*PROBLEM DESCRIPTION*. Return all the data, word for word.

*RECORDS SUPPLIED*.
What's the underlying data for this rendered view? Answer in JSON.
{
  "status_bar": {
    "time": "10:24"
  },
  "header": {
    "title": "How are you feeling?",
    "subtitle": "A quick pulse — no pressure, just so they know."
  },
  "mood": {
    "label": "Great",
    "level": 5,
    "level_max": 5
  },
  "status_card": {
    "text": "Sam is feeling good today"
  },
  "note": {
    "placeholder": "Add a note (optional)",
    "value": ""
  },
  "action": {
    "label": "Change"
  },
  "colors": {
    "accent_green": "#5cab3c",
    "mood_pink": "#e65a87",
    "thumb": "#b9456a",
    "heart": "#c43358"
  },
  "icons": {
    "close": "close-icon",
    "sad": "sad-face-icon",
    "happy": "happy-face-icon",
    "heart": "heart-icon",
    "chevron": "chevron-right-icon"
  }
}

*OUTPUT BELOW*.
What's the underlying data for this rendered view? Answer in JSON.
{
  "status_bar": {
    "time": "10:24"
  },
  "header": {
    "title": "How are you feeling?",
    "subtitle": "A quick pulse — no pressure, just so they know."
  },
  "mood": {
    "label": "Great",
    "level": 5,
    "level_max": 5
  },
  "status_card": {
    "text": "Sam is feeling good today"
  },
  "note": {
    "placeholder": "Add a note (optional)",
    "value": ""
  },
  "action": {
    "label": "Change"
  },
  "colors": {
    "accent_green": "#5cab3c",
    "mood_pink": "#e65a87",
    "thumb": "#b9456a",
    "heart": "#c43358"
  },
  "icons": {
    "close": "close-icon",
    "sad": "sad-face-icon",
    "happy": "happy-face-icon",
    "heart": "heart-icon",
    "chevron": "chevron-right-icon"
  }
}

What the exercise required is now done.